_DO THIS_
What lines of the data hold the string "Большая"? Pull each one out.

* Start INPUT ROWS *

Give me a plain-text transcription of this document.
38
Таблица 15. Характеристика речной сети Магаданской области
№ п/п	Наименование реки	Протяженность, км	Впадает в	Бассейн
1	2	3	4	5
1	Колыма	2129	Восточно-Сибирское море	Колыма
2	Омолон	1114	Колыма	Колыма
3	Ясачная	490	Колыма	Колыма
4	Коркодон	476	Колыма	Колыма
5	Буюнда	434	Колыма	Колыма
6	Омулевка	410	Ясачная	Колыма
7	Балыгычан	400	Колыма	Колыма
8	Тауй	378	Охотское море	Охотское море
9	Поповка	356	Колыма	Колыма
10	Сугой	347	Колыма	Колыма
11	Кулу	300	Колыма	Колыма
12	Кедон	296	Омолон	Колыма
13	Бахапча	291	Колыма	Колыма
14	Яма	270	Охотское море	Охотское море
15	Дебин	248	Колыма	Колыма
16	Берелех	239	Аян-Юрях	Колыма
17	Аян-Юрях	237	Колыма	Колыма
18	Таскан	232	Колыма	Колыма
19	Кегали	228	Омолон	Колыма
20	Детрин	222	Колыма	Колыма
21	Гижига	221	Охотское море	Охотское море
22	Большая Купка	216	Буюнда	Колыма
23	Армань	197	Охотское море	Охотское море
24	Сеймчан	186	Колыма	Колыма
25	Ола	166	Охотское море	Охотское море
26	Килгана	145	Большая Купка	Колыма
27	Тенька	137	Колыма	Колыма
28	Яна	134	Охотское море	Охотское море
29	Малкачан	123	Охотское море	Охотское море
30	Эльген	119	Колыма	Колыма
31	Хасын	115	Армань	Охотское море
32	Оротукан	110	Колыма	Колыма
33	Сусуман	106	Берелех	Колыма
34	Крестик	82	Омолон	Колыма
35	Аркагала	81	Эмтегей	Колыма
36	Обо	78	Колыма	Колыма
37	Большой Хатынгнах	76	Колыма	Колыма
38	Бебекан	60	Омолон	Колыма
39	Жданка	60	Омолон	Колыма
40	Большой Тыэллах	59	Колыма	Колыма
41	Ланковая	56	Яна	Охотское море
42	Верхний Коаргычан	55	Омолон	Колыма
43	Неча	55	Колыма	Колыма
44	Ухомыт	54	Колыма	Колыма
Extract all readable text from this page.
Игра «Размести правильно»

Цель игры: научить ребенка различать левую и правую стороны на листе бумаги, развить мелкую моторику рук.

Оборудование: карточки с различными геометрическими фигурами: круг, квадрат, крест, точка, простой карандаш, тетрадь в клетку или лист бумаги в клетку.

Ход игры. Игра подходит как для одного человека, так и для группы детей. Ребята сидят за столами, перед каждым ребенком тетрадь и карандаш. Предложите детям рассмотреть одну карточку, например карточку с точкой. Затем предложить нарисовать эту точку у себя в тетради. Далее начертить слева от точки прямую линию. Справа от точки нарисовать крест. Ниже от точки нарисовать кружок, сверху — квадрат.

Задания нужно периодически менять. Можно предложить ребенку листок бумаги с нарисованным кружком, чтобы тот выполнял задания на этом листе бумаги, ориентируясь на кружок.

* End INPUT ROWS *

_EXERCISE RESULT_
22	Большая Купка	216	Буюнда	Колыма
26	Килгана	145	Большая Купка	Колыма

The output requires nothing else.